*** Material shown
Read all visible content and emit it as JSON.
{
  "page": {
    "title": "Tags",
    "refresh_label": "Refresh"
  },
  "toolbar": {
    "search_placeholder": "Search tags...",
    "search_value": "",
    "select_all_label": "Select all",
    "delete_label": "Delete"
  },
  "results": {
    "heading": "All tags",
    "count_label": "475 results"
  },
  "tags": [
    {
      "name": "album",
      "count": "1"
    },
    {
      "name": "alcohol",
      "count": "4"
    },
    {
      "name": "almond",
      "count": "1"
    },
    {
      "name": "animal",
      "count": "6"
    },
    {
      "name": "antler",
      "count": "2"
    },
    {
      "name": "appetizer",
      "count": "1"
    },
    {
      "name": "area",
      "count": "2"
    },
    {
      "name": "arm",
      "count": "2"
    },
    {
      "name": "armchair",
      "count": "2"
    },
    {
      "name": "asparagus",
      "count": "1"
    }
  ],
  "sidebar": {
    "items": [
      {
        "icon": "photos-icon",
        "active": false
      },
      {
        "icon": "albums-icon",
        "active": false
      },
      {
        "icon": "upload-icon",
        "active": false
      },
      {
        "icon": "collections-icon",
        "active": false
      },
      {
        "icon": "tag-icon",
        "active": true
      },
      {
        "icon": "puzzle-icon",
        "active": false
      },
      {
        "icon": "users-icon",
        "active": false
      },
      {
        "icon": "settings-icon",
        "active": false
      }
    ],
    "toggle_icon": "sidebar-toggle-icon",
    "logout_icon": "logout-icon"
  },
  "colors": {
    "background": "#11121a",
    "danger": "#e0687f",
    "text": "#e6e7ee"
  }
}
******
(What you have to do) Set all of the records down again, exactly as they stand.

(Correct response)
Read all visible content and emit it as JSON.
{
  "page": {
    "title": "Tags",
    "refresh_label": "Refresh"
  },
  "toolbar": {
    "search_placeholder": "Search tags...",
    "search_value": "",
    "select_all_label": "Select all",
    "delete_label": "Delete"
  },
  "results": {
    "heading": "All tags",
    "count_label": "475 results"
  },
  "tags": [
    {
      "name": "album",
      "count": "1"
    },
    {
      "name": "alcohol",
      "count": "4"
    },
    {
      "name": "almond",
      "count": "1"
    },
    {
      "name": "animal",
      "count": "6"
    },
    {
      "name": "antler",
      "count": "2"
    },
    {
      "name": "appetizer",
      "count": "1"
    },
    {
      "name": "area",
      "count": "2"
    },
    {
      "name": "arm",
      "count": "2"
    },
    {
      "name": "armchair",
      "count": "2"
    },
    {
      "name": "asparagus",
      "count": "1"
    }
  ],
  "sidebar": {
    "items": [
      {
        "icon": "photos-icon",
        "active": false
      },
      {
        "icon": "albums-icon",
        "active": false
      },
      {
        "icon": "upload-icon",
        "active": false
      },
      {
        "icon": "collections-icon",
        "active": false
      },
      {
        "icon": "tag-icon",
        "active": true
      },
      {
        "icon": "puzzle-icon",
        "active": false
      },
      {
        "icon": "users-icon",
        "active": false
      },
      {
        "icon": "settings-icon",
        "active": false
      }
    ],
    "toggle_icon": "sidebar-toggle-icon",
    "logout_icon": "logout-icon"
  },
  "colors": {
    "background": "#11121a",
    "danger": "#e0687f",
    "text": "#e6e7ee"
  }
}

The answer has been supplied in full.